_WHAT YOU NEED TO DO_
Please select and copy every line of the entries below that contains the string "位于中国香港". Matching is case-sensitive.

━━━━━ DATASET RECORDS ━━━━━

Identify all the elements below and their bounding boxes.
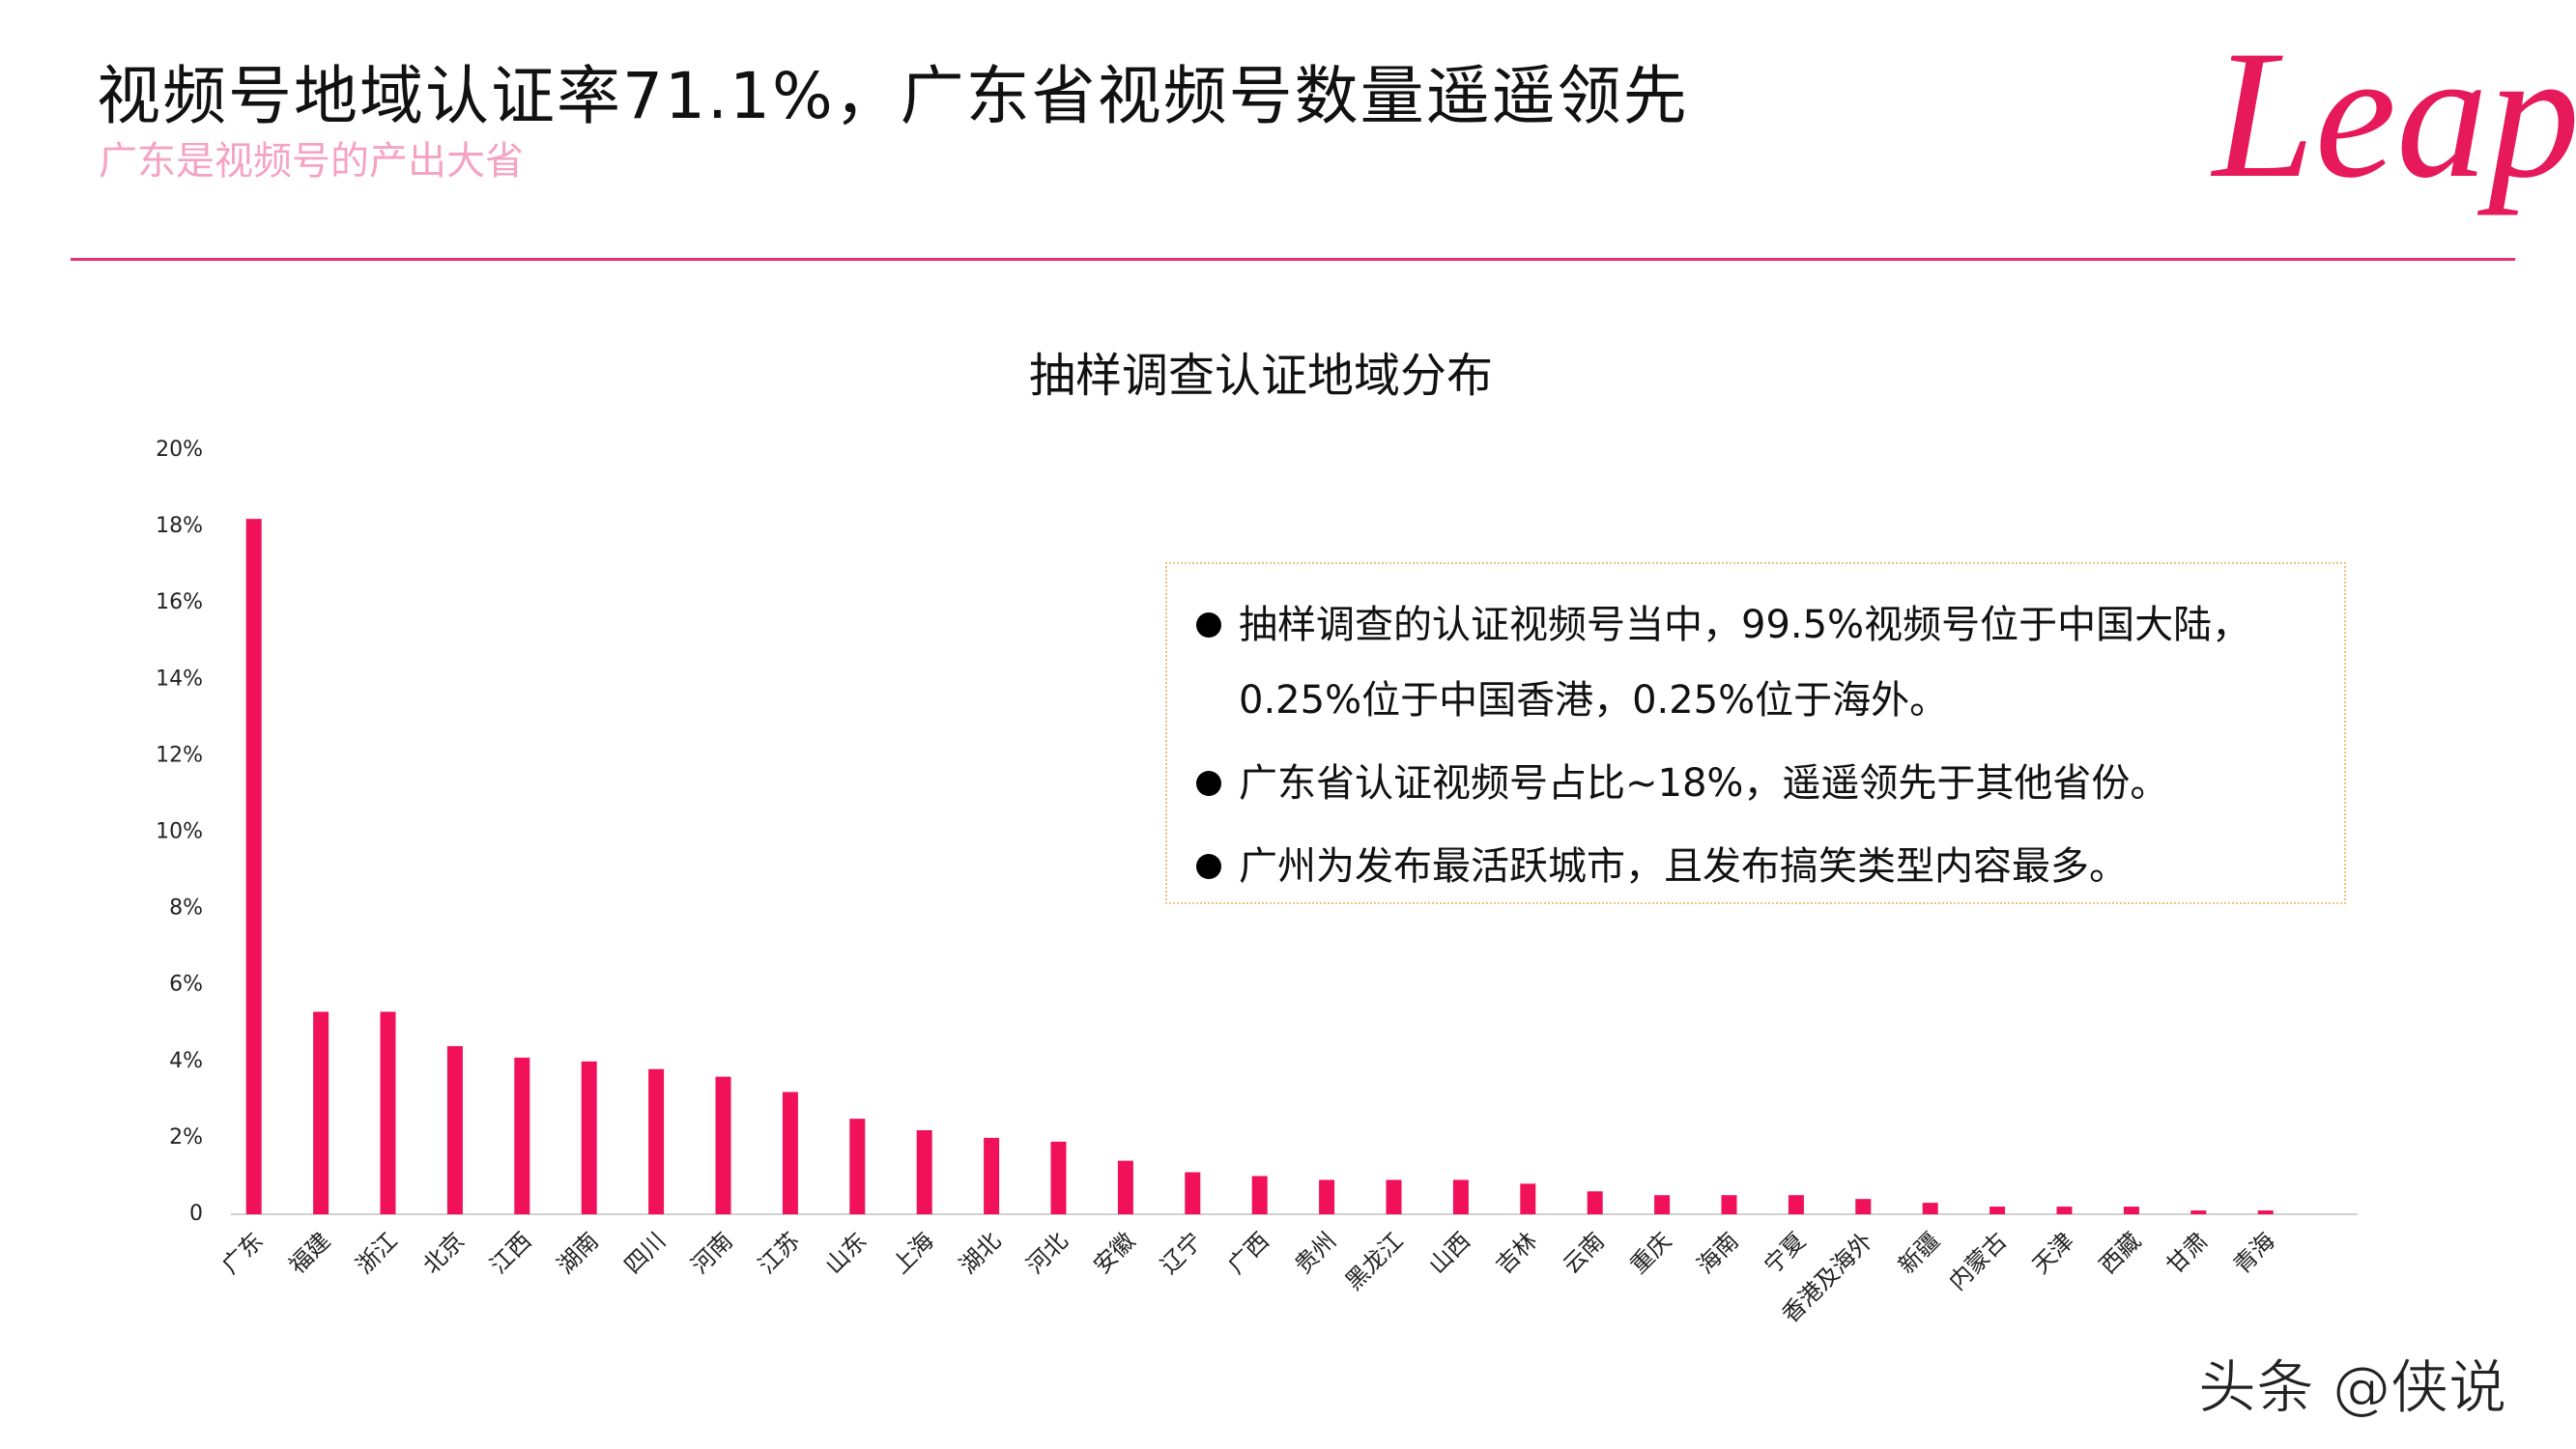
bar — [1922, 1203, 1938, 1214]
bar — [581, 1061, 597, 1214]
page-subtitle: 广东是视频号的产出大省 — [99, 139, 524, 184]
y-tick-label: 14% — [156, 667, 203, 691]
bar — [1587, 1191, 1603, 1214]
x-tick-label: 四川 — [619, 1227, 672, 1279]
x-tick-label: 辽宁 — [1156, 1227, 1208, 1279]
x-tick-label: 上海 — [887, 1227, 939, 1279]
x-tick-label: 贵州 — [1290, 1227, 1342, 1279]
notes-box: 抽样调查的认证视频号当中，99.5%视频号位于中国大陆，0.25%位于中国香港，… — [1165, 562, 2346, 904]
x-tick-label: 湖南 — [552, 1227, 604, 1279]
bar — [782, 1092, 798, 1214]
x-tick-label: 河北 — [1021, 1227, 1073, 1279]
bar — [2056, 1207, 2073, 1214]
bar — [1989, 1207, 2006, 1214]
x-tick-label: 北京 — [417, 1227, 470, 1279]
x-tick-label: 云南 — [1558, 1227, 1610, 1279]
watermark: 头条 @侠说 — [2197, 1354, 2507, 1423]
bar — [1050, 1141, 1067, 1214]
note: 广州为发布最活跃城市，且发布搞笑类型内容最多。 — [1192, 829, 2305, 904]
x-tick-label: 内蒙古 — [1944, 1227, 2013, 1295]
x-tick-label: 浙江 — [351, 1227, 403, 1279]
x-tick-label: 福建 — [284, 1227, 336, 1279]
x-tick-label: 青海 — [2228, 1227, 2280, 1279]
y-tick-label: 8% — [169, 896, 203, 921]
chart-title: 抽样调查认证地域分布 — [1029, 349, 1493, 403]
bar — [1117, 1160, 1133, 1214]
y-tick-label: 12% — [156, 743, 203, 767]
page-title: 视频号地域认证率71.1%，广东省视频号数量遥遥领先 — [97, 59, 1689, 133]
x-tick-label: 湖北 — [955, 1227, 1007, 1279]
note: 广东省认证视频号占比~18%，遥遥领先于其他省份。 — [1192, 746, 2305, 821]
x-tick-label: 甘肃 — [2161, 1227, 2214, 1279]
bar — [245, 519, 262, 1214]
bar — [1452, 1179, 1469, 1214]
y-tick-label: 4% — [169, 1049, 203, 1073]
bar — [2123, 1207, 2139, 1214]
bar — [1520, 1183, 1536, 1214]
x-tick-label: 江苏 — [753, 1227, 805, 1279]
x-tick-label: 黑龙江 — [1340, 1227, 1409, 1295]
x-tick-label: 广西 — [1222, 1227, 1274, 1279]
bar — [1788, 1195, 1804, 1214]
y-tick-label: 0 — [189, 1202, 203, 1226]
bar — [1251, 1176, 1268, 1214]
y-tick-label: 20% — [156, 438, 203, 462]
x-tick-label: 山西 — [1423, 1227, 1475, 1279]
bar — [849, 1119, 866, 1214]
bar — [1386, 1179, 1402, 1214]
y-tick-label: 18% — [156, 514, 203, 538]
y-tick-label: 16% — [156, 590, 203, 614]
x-tick-label: 吉林 — [1491, 1227, 1543, 1279]
bar — [1319, 1179, 1335, 1214]
x-tick-label: 海南 — [1692, 1227, 1744, 1279]
y-tick-label: 2% — [169, 1125, 203, 1150]
bar — [446, 1045, 463, 1214]
x-tick-label: 西藏 — [2094, 1227, 2146, 1279]
bar — [715, 1076, 731, 1214]
bar — [1654, 1195, 1671, 1214]
y-tick-label: 10% — [156, 820, 203, 844]
x-tick-label: 天津 — [2027, 1227, 2079, 1279]
x-tick-label: 广东 — [216, 1227, 269, 1279]
bar — [313, 1011, 329, 1214]
y-tick-label: 6% — [169, 973, 203, 997]
bar — [648, 1068, 665, 1214]
bar — [2190, 1210, 2207, 1214]
x-tick-label: 宁夏 — [1759, 1227, 1811, 1279]
bar — [916, 1129, 932, 1214]
bar — [1721, 1195, 1737, 1214]
bar — [1185, 1172, 1201, 1214]
logo: Leap — [2213, 14, 2576, 216]
x-tick-label: 山东 — [820, 1227, 873, 1279]
x-tick-label: 安徽 — [1088, 1227, 1140, 1279]
bar — [984, 1137, 1000, 1214]
bar — [514, 1057, 530, 1214]
x-tick-label: 重庆 — [1625, 1227, 1677, 1279]
x-tick-label: 江西 — [485, 1227, 537, 1279]
bar — [2257, 1210, 2274, 1214]
bar — [1855, 1199, 1872, 1214]
x-tick-label: 河南 — [686, 1227, 738, 1279]
divider — [71, 258, 2515, 261]
note: 抽样调查的认证视频号当中，99.5%视频号位于中国大陆，0.25%位于中国香港，… — [1192, 587, 2305, 738]
bar — [380, 1011, 396, 1214]
x-tick-label: 新疆 — [1893, 1227, 1945, 1279]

━━━━━

_PROBLEM SOLUTION_
notes-box: 抽样调查的认证视频号当中，99.5%视频号位于中国大陆，0.25%位于中国香港，… — [1165, 562, 2346, 904]
note: 抽样调查的认证视频号当中，99.5%视频号位于中国大陆，0.25%位于中国香港，… — [1192, 587, 2305, 738]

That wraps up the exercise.